> [Instruction]
Each line containing the word "MERCATO" needs to be copied.

#### Recorded data ####

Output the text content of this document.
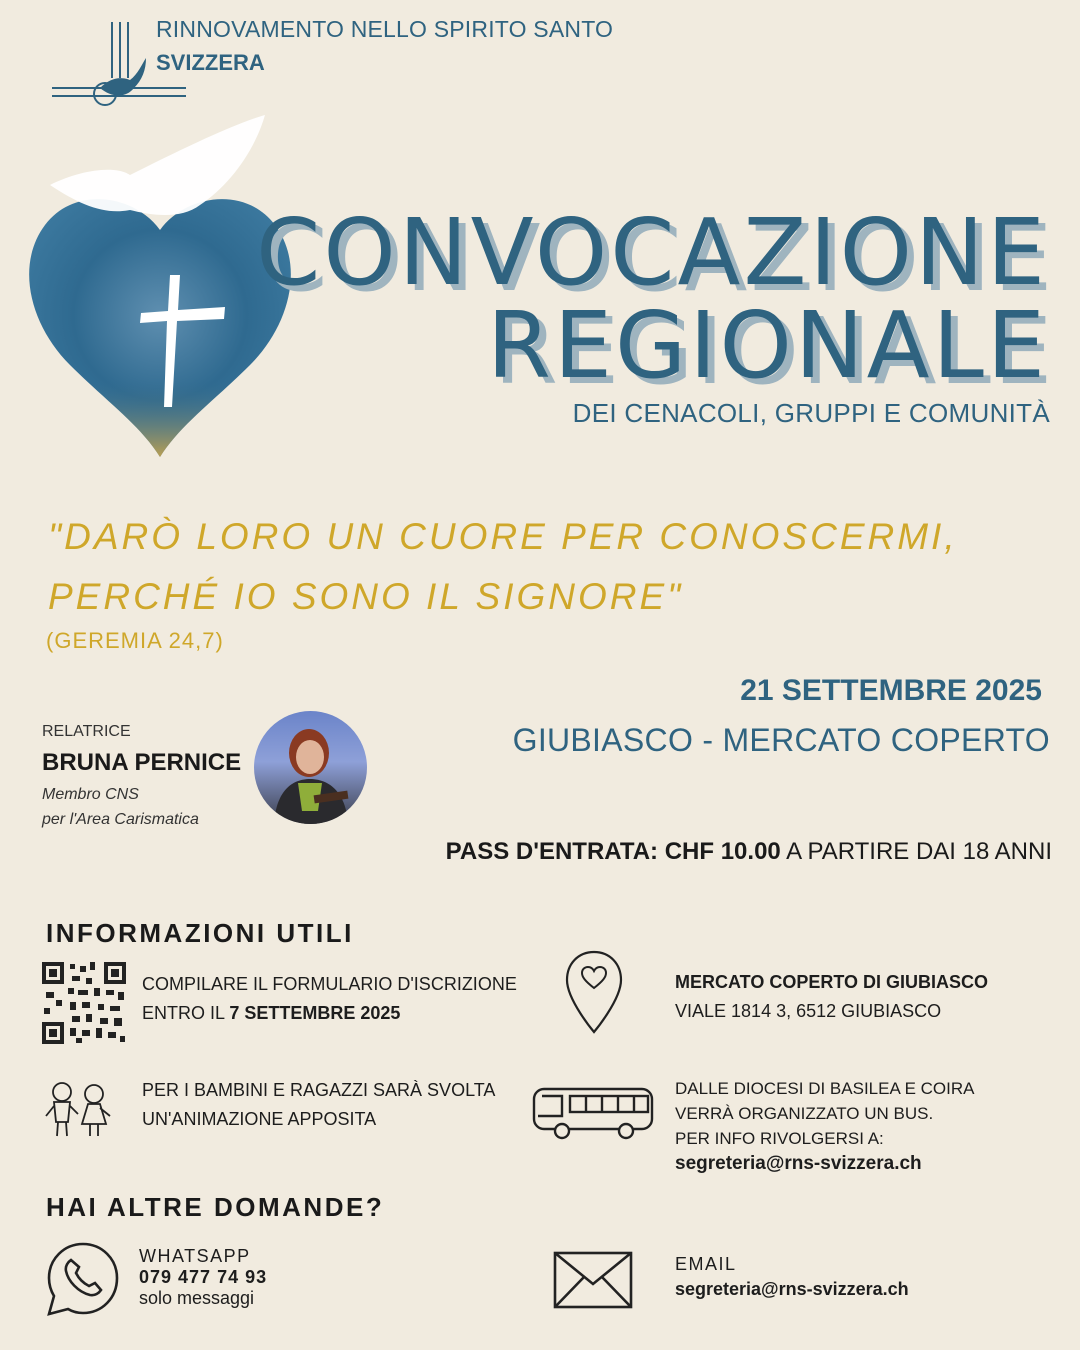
RINNOVAMENTO NELLO SPIRITO SANTO
SVIZZERA
CONVOCAZIONE
REGIONALE
DEI CENACOLI, GRUPPI E COMUNITÀ
"DARÒ LORO UN CUORE PER CONOSCERMI,
PERCHÉ IO SONO IL SIGNORE"
(GEREMIA 24,7)
21 SETTEMBRE 2025
GIUBIASCO - MERCATO COPERTO
RELATRICE
BRUNA PERNICE
Membro CNS
per l'Area Carismatica
PASS D'ENTRATA: CHF 10.00 A PARTIRE DAI 18 ANNI
INFORMAZIONI UTILI
COMPILARE IL FORMULARIO D'ISCRIZIONE
ENTRO IL 7 SETTEMBRE 2025
MERCATO COPERTO DI GIUBIASCO
VIALE 1814 3, 6512 GIUBIASCO
PER I BAMBINI E RAGAZZI SARÀ SVOLTA
UN'ANIMAZIONE APPOSITA
DALLE DIOCESI DI BASILEA E COIRA
VERRÀ ORGANIZZATO UN BUS.
PER INFO RIVOLGERSI A:
segreteria@rns-svizzera.ch
HAI ALTRE DOMANDE?
WHATSAPP
079 477 74 93
solo messaggi
EMAIL
segreteria@rns-svizzera.ch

####

> [Task result]
GIUBIASCO - MERCATO COPERTO
MERCATO COPERTO DI GIUBIASCO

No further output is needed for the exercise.